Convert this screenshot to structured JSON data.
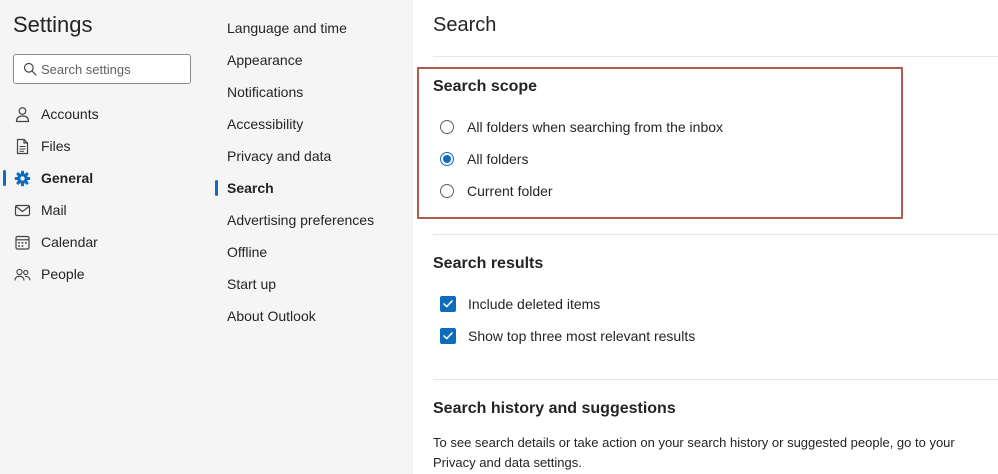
{
  "app": {
    "title": "Settings",
    "search": {
      "placeholder": "Search settings",
      "value": ""
    }
  },
  "categories": [
    {
      "label": "Accounts",
      "icon": "person-icon",
      "active": false
    },
    {
      "label": "Files",
      "icon": "document-icon",
      "active": false
    },
    {
      "label": "General",
      "icon": "gear-icon",
      "active": true
    },
    {
      "label": "Mail",
      "icon": "mail-icon",
      "active": false
    },
    {
      "label": "Calendar",
      "icon": "calendar-icon",
      "active": false
    },
    {
      "label": "People",
      "icon": "people-icon",
      "active": false
    }
  ],
  "subnav": [
    {
      "label": "Language and time",
      "active": false
    },
    {
      "label": "Appearance",
      "active": false
    },
    {
      "label": "Notifications",
      "active": false
    },
    {
      "label": "Accessibility",
      "active": false
    },
    {
      "label": "Privacy and data",
      "active": false
    },
    {
      "label": "Search",
      "active": true
    },
    {
      "label": "Advertising preferences",
      "active": false
    },
    {
      "label": "Offline",
      "active": false
    },
    {
      "label": "Start up",
      "active": false
    },
    {
      "label": "About Outlook",
      "active": false
    }
  ],
  "page": {
    "title": "Search",
    "scope": {
      "title": "Search scope",
      "options": [
        {
          "label": "All folders when searching from the inbox",
          "checked": false
        },
        {
          "label": "All folders",
          "checked": true
        },
        {
          "label": "Current folder",
          "checked": false
        }
      ]
    },
    "results": {
      "title": "Search results",
      "options": [
        {
          "label": "Include deleted items",
          "checked": true
        },
        {
          "label": "Show top three most relevant results",
          "checked": true
        }
      ]
    },
    "history": {
      "title": "Search history and suggestions",
      "description": "To see search details or take action on your search history or suggested people, go to your Privacy and data settings."
    }
  },
  "colors": {
    "accent": "#0f6cbd",
    "highlight_border": "#b05c4e",
    "pane_bg": "#f5f5f5"
  }
}
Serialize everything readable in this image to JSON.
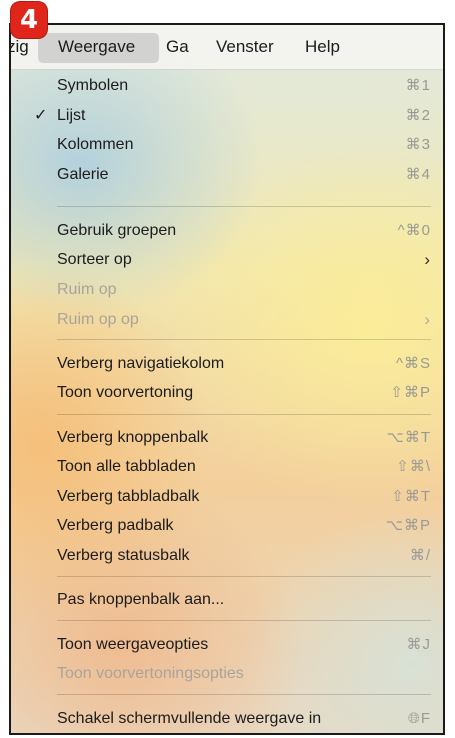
{
  "badge": {
    "number": "4"
  },
  "menubar": {
    "items": [
      "zig",
      "Weergave",
      "Ga",
      "Venster",
      "Help"
    ],
    "active_index": 1
  },
  "menu": {
    "rows": [
      {
        "label": "Symbolen",
        "shortcut": "⌘1"
      },
      {
        "label": "Lijst",
        "shortcut": "⌘2",
        "check": "✓"
      },
      {
        "label": "Kolommen",
        "shortcut": "⌘3"
      },
      {
        "label": "Galerie",
        "shortcut": "⌘4"
      },
      {
        "label": "Gebruik groepen",
        "shortcut": "^⌘0"
      },
      {
        "label": "Sorteer op",
        "arrow": "›"
      },
      {
        "label": "Ruim op"
      },
      {
        "label": "Ruim op op",
        "arrow": "›"
      },
      {
        "label": "Verberg navigatiekolom",
        "shortcut": "^⌘S"
      },
      {
        "label": "Toon voorvertoning",
        "shortcut": "⇧⌘P"
      },
      {
        "label": "Verberg knoppenbalk",
        "shortcut": "⌥⌘T"
      },
      {
        "label": "Toon alle tabbladen",
        "shortcut": "⇧⌘\\"
      },
      {
        "label": "Verberg tabbladbalk",
        "shortcut": "⇧⌘T"
      },
      {
        "label": "Verberg padbalk",
        "shortcut": "⌥⌘P"
      },
      {
        "label": "Verberg statusbalk",
        "shortcut": "⌘/"
      },
      {
        "label": "Pas knoppenbalk aan..."
      },
      {
        "label": "Toon weergaveopties",
        "shortcut": "⌘J"
      },
      {
        "label": "Toon voorvertoningsopties"
      },
      {
        "label": "Schakel schermvullende weergave in",
        "shortcut": "🌐︎F"
      }
    ]
  }
}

---------------

• [WHAT YOU NEED TO DO]
Check every line of the data above for the string "Verberg", and copy those that have it.

• [SOLUTION TO THIS TASK]
        "label": "Verberg navigatiekolom",
        "label": "Verberg knoppenbalk",
        "label": "Verberg tabbladbalk",
        "label": "Verberg padbalk",
        "label": "Verberg statusbalk",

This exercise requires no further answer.